▶ Task requirements: Extract all lines from the data beneath that include the word "text".

▽

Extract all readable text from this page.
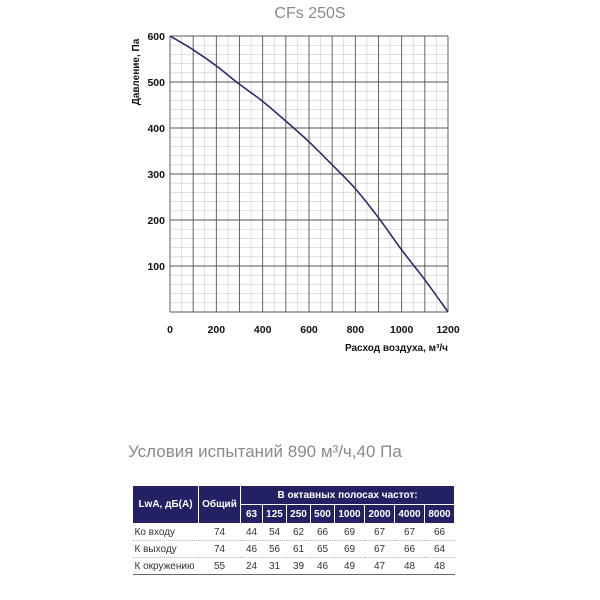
CFs 250S
0	200	400	600	800 1000 1200
600
500
400
300
200
100
Расход воздуха, м³/ч
Давление, Па
Условия испытаний 890 м³/ч,40 Па
LwA, дБ(А)	Общий	В октавных полосах частот:							
		63	125	250	500	1000	2000	4000	8000
Ко входу	74	44	54	62	66	69	67	67	66
К выходу	74	46	56	61	65	69	67	66	64
К окружению	55	24	31	39	46	49	47	48	48
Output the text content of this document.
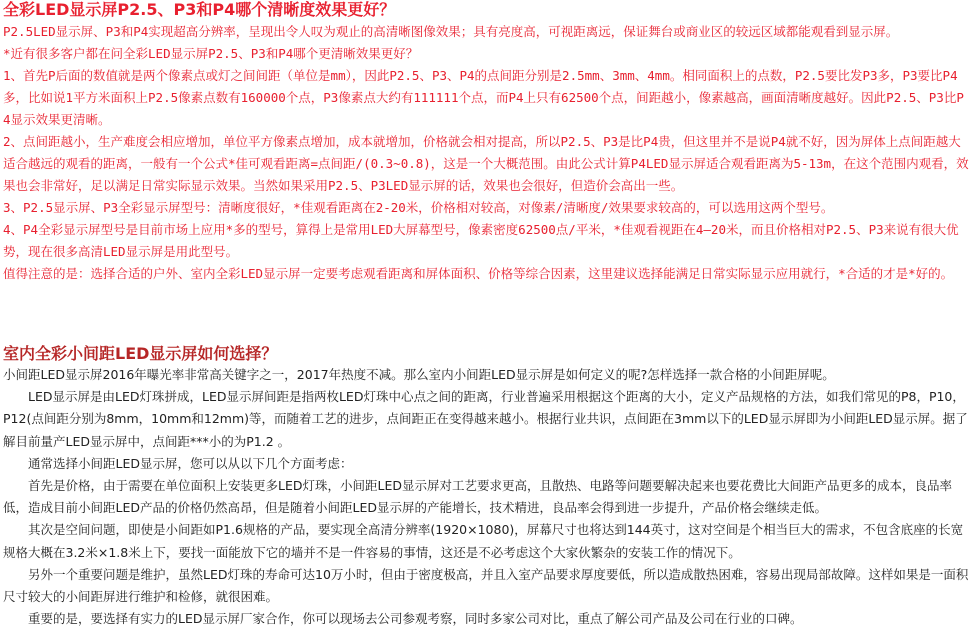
全彩LED显示屏P2.5、P3和P4哪个清晰度效果更好？

P2.5LED显示屏、P3和P4实现超高分辨率，呈现出令人叹为观止的高清晰图像效果；具有亮度高，可视距离远，保证舞台或商业区的较远区域都能观看到显示屏。

*近有很多客户都在问全彩LED显示屏P2.5、P3和P4哪个更清晰效果更好？

1、首先P后面的数值就是两个像素点或灯之间间距（单位是mm），因此P2.5、P3、P4的点间距分别是2.5mm、3mm、4mm。相同面积上的点数，P2.5要比发P3多，P3要比P4多，比如说1平方米面积上P2.5像素点数有160000个点，P3像素点大约有111111个点，而P4上只有62500个点，间距越小，像素越高，画面清晰度越好。因此P2.5、P3比P4显示效果更清晰。

2、点间距越小，生产难度会相应增加，单位平方像素点增加，成本就增加，价格就会相对提高，所以P2.5、P3是比P4贵，但这里并不是说P4就不好，因为屏体上点间距越大适合越远的观看的距离，一般有一个公式*佳可观看距离=点间距/(0.3~0.8)，这是一个大概范围。由此公式计算P4LED显示屏适合观看距离为5-13m，在这个范围内观看，效果也会非常好，足以满足日常实际显示效果。当然如果采用P2.5、P3LED显示屏的话，效果也会很好，但造价会高出一些。

3、P2.5显示屏、P3全彩显示屏型号：清晰度很好，*佳观看距离在2-20米，价格相对较高，对像素/清晰度/效果要求较高的，可以选用这两个型号。

4、P4全彩显示屏型号是目前市场上应用*多的型号，算得上是常用LED大屏幕型号，像素密度62500点/平米，*佳观看视距在4—20米，而且价格相对P2.5、P3来说有很大优势，现在很多高清LED显示屏是用此型号。

值得注意的是：选择合适的户外、室内全彩LED显示屏一定要考虑观看距离和屏体面积、价格等综合因素，这里建议选择能满足日常实际显示应用就行，*合适的才是*好的。

室内全彩小间距LED显示屏如何选择？

小间距LED显示屏2016年曝光率非常高关键字之一，2017年热度不减。那么室内小间距LED显示屏是如何定义的呢?怎样选择一款合格的小间距屏呢。

LED显示屏是由LED灯珠拼成，LED显示屏间距是指两枚LED灯珠中心点之间的距离，行业普遍采用根据这个距离的大小，定义产品规格的方法，如我们常见的P8，P10，P12(点间距分别为8mm，10mm和12mm)等，而随着工艺的进步，点间距正在变得越来越小。根据行业共识，点间距在3mm以下的LED显示屏即为小间距LED显示屏。据了解目前量产LED显示屏中，点间距***小的为P1.2 。

通常选择小间距LED显示屏，您可以从以下几个方面考虑：

首先是价格，由于需要在单位面积上安装更多LED灯珠，小间距LED显示屏对工艺要求更高，且散热、电路等问题要解决起来也要花费比大间距产品更多的成本，良品率低，造成目前小间距LED产品的价格仍然高昂，但是随着小间距LED显示屏的产能增长，技术精进，良品率会得到进一步提升，产品价格会继续走低。

其次是空间问题，即使是小间距如P1.6规格的产品，要实现全高清分辨率(1920×1080)，屏幕尺寸也将达到144英寸，这对空间是个相当巨大的需求，不包含底座的长宽规格大概在3.2米×1.8米上下，要找一面能放下它的墙并不是一件容易的事情，这还是不必考虑这个大家伙繁杂的安装工作的情况下。

另外一个重要问题是维护，虽然LED灯珠的寿命可达10万小时，但由于密度极高，并且入室产品要求厚度要低，所以造成散热困难，容易出现局部故障。这样如果是一面积尺寸较大的小间距屏进行维护和检修，就很困难。

重要的是，要选择有实力的LED显示屏厂家合作，你可以现场去公司参观考察，同时多家公司对比，重点了解公司产品及公司在行业的口碑。
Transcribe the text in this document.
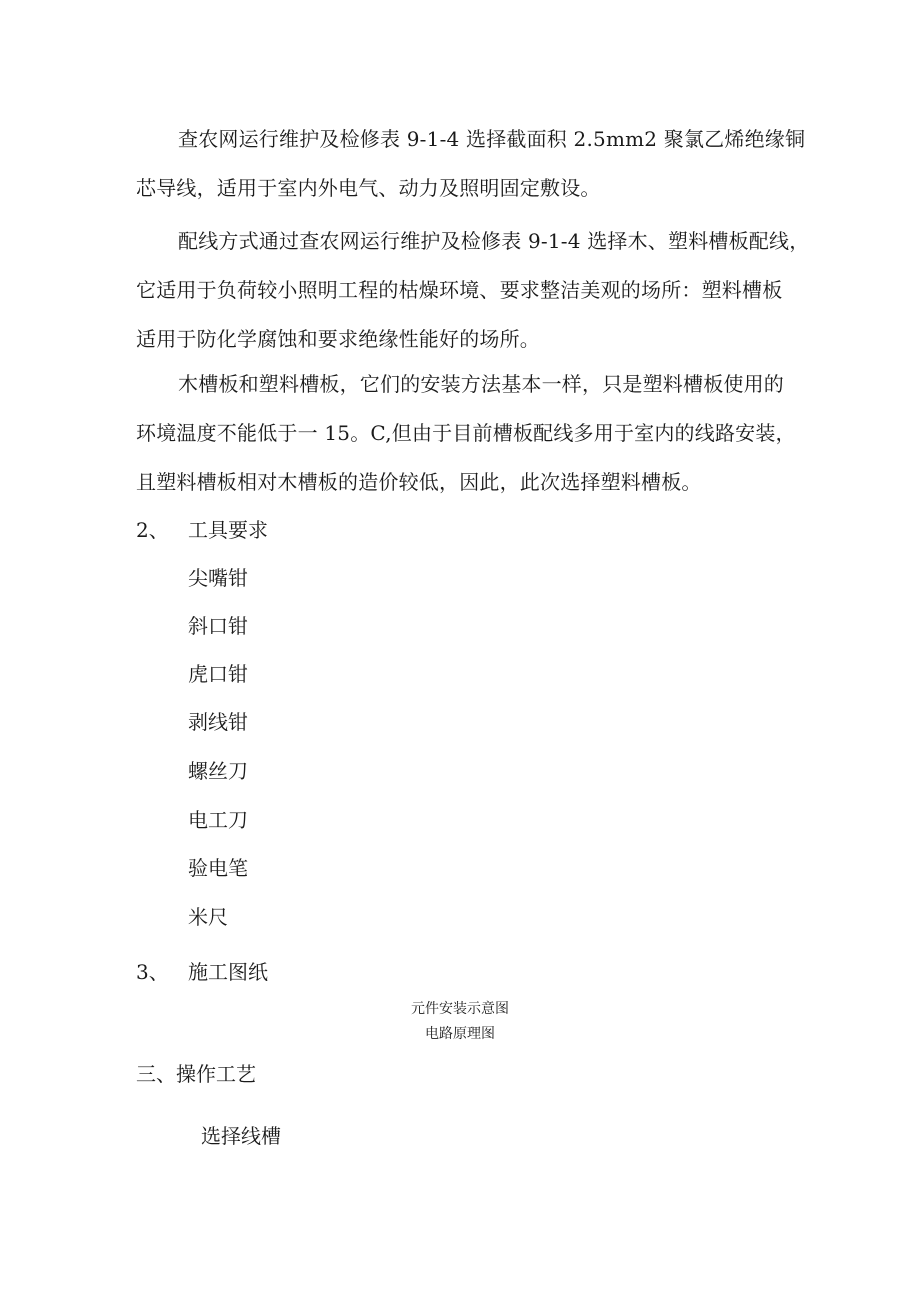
查农网运行维护及检修表 9-1-4 选择截面积 2.5mm2 聚氯乙烯绝缘铜
芯导线，适用于室内外电气、动力及照明固定敷设。
配线方式通过查农网运行维护及检修表 9-1-4 选择木、塑料槽板配线，
它适用于负荷较小照明工程的枯燥环境、要求整洁美观的场所：塑料槽板
适用于防化学腐蚀和要求绝缘性能好的场所。
木槽板和塑料槽板，它们的安装方法基本一样，只是塑料槽板使用的
环境温度不能低于一 15。C,但由于目前槽板配线多用于室内的线路安装，
且塑料槽板相对木槽板的造价较低，因此，此次选择塑料槽板。
2、 工具要求
尖嘴钳
斜口钳
虎口钳
剥线钳
螺丝刀
电工刀
验电笔
米尺
3、 施工图纸
元件安装示意图
电路原理图
三、操作工艺
选择线槽
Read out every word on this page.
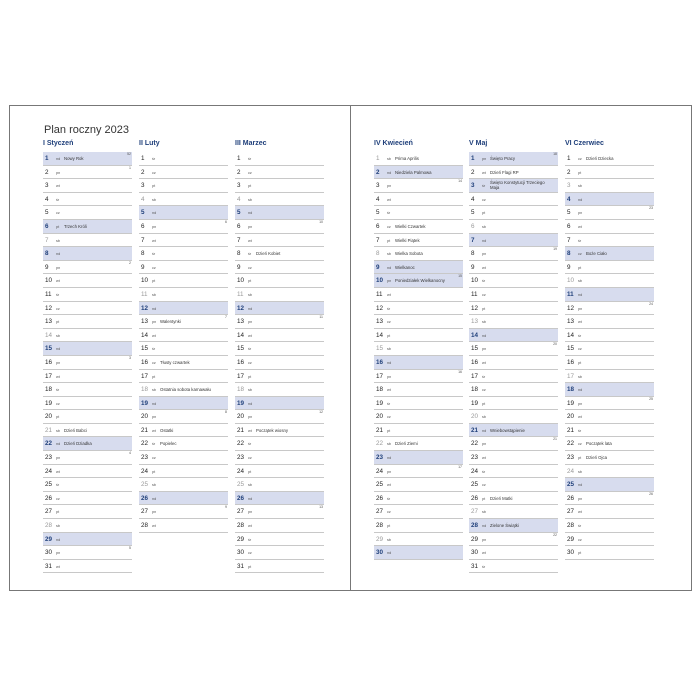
Plan roczny 2023
I Styczeń
1 nd Nowy Rok
52
2 pn
1
3 wt
4 śr
5 cz
6 pt Trzech Króli
7 sb
8 nd
9 pn
2
10 wt
11 śr
12 cz
13 pt
14 sb
15 nd
16 pn
3
17 wt
18 śr
19 cz
20 pt
21 sb Dzień Babci
22 nd Dzień Dziadka
23 pn
4
24 wt
25 śr
26 cz
27 pt
28 sb
29 nd
30 pn
5
31 wt
II Luty
1 śr
2 cz
3 pt
4 sb
5 nd
6 pn
6
7 wt
8 śr
9 cz
10 pt
11 sb
12 nd
13 pn Walentynki
7
14 wt
15 śr
16 cz Tłusty czwartek
17 pt
18 sb Ostatnia sobota karnawału
19 nd
20 pn
8
21 wt Ostatki
22 śr Popielec
23 cz
24 pt
25 sb
26 nd
27 pn
9
28 wt
III Marzec
1 śr
2 cz
3 pt
4 sb
5 nd
6 pn
10
7 wt
8 śr Dzień Kobiet
9 cz
10 pt
11 sb
12 nd
13 pn
11
14 wt
15 śr
16 cz
17 pt
18 sb
19 nd
20 pn
12
21 wt Początek wiosny
22 śr
23 cz
24 pt
25 sb
26 nd
27 pn
13
28 wt
29 śr
30 cz
31 pt
IV Kwiecień
1 sb Prima Aprilis
2 nd Niedziela Palmowa
3 pn
14
4 wt
5 śr
6 cz Wielki Czwartek
7 pt Wielki Piątek
8 sb Wielka Sobota
9 nd Wielkanoc
10 pn Poniedziałek Wielkanocny
15
11 wt
12 śr
13 cz
14 pt
15 sb
16 nd
17 pn
16
18 wt
19 śr
20 cz
21 pt
22 sb Dzień Ziemi
23 nd
24 pn
17
25 wt
26 śr
27 cz
28 pt
29 sb
30 nd
V Maj
1 pn Święto Pracy
18
2 wt Dzień Flagi RP
3 śr
Święto Konstytucji Trzeciego Maja
4 cz
5 pt
6 sb
7 nd
8 pn
19
9 wt
10 śr
11 cz
12 pt
13 sb
14 nd
15 pn
20
16 wt
17 śr
18 cz
19 pt
20 sb
21 nd Wniebowstąpienie
22 pn
21
23 wt
24 śr
25 cz
26 pt Dzień Matki
27 sb
28 nd Zielone Świątki
29 pn
22
30 wt
31 śr
VI Czerwiec
1 cz Dzień Dziecka
2 pt
3 sb
4 nd
5 pn
23
6 wt
7 śr
8 cz Boże Ciało
9 pt
10 sb
11 nd
12 pn
24
13 wt
14 śr
15 cz
16 pt
17 sb
18 nd
19 pn
25
20 wt
21 śr
22 cz Początek lata
23 pt Dzień Ojca
24 sb
25 nd
26 pn
26
27 wt
28 śr
29 cz
30 pt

△

▶ Task solution:
Extract all readable text from this page.
Output the text content of this document.
Transcribe the text in this document.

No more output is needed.